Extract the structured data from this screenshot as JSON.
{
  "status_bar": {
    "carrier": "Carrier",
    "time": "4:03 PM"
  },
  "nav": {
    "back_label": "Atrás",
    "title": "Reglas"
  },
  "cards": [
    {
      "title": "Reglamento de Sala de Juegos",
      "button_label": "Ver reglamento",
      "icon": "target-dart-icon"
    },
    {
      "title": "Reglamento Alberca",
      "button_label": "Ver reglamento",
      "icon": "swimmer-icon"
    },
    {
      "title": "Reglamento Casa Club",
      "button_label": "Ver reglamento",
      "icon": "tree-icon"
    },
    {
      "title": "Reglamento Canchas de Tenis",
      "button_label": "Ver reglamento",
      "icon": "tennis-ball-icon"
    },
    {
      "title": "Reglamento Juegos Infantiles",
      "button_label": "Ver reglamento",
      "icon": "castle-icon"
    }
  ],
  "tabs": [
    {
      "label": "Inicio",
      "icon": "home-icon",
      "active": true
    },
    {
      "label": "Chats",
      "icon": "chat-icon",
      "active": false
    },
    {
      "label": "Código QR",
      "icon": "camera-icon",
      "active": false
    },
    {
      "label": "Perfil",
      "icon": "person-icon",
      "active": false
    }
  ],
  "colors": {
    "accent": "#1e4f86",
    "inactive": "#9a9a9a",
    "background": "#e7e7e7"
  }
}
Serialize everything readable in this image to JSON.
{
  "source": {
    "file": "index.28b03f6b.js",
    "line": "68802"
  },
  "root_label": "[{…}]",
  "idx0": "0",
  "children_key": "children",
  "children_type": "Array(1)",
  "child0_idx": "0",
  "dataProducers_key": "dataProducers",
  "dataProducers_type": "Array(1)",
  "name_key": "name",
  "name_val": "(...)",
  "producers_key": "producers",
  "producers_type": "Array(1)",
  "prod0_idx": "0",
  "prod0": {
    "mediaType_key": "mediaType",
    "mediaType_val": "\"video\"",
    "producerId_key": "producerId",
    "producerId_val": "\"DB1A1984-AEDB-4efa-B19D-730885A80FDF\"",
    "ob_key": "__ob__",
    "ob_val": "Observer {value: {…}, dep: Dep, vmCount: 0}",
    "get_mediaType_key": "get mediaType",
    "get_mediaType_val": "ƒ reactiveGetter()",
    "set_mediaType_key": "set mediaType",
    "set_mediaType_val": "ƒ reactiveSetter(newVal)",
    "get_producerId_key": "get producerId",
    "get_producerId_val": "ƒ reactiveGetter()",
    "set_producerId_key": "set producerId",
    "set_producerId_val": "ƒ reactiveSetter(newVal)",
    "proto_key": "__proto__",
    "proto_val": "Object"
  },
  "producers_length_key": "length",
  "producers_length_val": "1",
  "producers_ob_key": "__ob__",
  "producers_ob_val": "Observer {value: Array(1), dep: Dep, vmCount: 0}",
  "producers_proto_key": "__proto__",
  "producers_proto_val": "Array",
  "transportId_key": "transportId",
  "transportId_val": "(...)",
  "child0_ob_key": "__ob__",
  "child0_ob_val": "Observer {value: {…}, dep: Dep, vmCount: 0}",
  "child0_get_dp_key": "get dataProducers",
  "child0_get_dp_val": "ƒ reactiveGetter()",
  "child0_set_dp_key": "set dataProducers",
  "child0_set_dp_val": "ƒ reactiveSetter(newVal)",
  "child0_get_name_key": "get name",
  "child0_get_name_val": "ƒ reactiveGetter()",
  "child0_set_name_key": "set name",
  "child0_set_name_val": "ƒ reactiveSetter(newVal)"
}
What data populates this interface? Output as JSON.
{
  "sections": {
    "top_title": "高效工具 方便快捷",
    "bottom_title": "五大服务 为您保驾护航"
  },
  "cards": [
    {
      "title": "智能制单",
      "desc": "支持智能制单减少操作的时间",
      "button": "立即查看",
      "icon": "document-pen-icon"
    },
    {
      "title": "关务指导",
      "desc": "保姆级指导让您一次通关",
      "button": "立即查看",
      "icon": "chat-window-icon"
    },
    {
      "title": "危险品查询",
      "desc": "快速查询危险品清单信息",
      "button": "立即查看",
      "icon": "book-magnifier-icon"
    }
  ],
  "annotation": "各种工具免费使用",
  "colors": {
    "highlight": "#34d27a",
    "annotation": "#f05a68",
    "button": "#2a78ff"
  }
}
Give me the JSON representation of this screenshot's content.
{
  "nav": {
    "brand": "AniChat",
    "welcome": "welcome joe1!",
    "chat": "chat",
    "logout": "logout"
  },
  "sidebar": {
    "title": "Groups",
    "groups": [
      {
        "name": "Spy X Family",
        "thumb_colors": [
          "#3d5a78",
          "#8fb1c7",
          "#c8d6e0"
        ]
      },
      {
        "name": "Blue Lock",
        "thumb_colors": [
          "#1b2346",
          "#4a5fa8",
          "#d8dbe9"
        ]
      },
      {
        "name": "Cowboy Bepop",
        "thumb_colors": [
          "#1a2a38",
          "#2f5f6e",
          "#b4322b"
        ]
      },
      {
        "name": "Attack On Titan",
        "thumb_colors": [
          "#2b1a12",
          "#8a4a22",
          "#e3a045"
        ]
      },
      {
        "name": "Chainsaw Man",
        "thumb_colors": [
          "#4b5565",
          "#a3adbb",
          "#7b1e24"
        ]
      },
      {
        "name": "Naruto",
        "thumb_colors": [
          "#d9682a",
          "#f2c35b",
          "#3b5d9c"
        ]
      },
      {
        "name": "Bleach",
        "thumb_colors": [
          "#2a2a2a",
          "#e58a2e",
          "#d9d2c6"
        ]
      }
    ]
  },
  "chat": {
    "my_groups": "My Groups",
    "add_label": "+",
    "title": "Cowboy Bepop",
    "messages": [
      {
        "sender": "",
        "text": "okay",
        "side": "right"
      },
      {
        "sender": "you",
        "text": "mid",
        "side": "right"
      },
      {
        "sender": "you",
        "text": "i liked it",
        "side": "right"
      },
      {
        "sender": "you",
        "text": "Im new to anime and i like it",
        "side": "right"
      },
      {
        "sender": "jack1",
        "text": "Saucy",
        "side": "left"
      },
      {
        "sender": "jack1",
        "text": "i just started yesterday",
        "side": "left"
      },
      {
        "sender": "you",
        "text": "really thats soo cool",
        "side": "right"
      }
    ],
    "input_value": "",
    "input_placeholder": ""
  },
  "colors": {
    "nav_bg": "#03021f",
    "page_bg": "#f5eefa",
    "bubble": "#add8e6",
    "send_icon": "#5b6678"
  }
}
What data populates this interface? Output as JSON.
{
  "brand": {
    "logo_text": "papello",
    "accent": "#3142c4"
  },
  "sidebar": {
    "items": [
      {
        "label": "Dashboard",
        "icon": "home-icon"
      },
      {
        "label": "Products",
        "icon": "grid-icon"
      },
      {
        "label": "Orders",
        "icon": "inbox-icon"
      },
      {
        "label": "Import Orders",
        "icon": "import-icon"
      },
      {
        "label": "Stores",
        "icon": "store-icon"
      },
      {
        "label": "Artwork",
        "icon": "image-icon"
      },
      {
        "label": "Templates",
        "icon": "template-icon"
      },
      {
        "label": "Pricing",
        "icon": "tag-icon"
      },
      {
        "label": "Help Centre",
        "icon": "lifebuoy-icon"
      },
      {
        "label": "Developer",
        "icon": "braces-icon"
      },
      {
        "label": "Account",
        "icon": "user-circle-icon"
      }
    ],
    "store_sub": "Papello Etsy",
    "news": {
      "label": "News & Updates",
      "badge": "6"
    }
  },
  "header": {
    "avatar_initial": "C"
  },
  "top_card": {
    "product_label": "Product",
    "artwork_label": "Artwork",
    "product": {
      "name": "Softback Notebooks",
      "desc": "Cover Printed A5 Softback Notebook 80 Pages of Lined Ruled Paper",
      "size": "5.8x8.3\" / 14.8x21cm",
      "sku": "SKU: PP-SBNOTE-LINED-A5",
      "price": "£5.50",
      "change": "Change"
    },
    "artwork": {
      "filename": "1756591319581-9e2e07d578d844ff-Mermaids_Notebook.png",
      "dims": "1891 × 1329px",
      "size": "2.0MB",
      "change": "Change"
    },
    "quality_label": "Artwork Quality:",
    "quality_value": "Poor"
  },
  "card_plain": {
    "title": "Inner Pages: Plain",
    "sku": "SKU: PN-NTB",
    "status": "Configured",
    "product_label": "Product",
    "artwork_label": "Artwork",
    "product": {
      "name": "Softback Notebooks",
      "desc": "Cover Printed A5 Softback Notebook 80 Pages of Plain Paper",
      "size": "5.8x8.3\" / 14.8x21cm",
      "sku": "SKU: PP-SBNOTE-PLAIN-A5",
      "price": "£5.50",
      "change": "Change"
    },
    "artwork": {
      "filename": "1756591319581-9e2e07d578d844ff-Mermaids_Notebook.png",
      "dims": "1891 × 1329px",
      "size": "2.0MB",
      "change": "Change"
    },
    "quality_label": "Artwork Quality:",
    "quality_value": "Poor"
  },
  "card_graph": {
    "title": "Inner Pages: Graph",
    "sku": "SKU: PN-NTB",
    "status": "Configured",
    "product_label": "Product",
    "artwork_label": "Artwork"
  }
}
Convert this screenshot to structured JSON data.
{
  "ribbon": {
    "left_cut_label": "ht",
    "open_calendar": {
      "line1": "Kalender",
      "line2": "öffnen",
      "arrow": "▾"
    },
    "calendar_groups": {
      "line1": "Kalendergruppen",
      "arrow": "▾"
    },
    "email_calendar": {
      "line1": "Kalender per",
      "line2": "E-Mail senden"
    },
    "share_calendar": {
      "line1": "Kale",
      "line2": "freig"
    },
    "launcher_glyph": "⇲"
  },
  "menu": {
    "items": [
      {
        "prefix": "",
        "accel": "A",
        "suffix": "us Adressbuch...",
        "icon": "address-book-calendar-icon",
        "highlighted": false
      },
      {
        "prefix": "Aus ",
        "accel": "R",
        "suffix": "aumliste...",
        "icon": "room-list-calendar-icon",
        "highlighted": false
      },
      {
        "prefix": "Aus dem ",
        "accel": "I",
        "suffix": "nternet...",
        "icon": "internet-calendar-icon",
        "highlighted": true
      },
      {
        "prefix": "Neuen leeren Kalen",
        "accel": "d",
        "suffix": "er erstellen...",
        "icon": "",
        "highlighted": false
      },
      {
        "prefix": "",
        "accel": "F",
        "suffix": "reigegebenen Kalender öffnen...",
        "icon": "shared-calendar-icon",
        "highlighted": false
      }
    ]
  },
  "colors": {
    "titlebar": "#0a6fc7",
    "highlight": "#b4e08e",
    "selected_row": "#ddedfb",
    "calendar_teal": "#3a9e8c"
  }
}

________

Reply with only the number of lines in the entries that contain the word "öffnen".

OUTPUT FOR THIS TASK: 2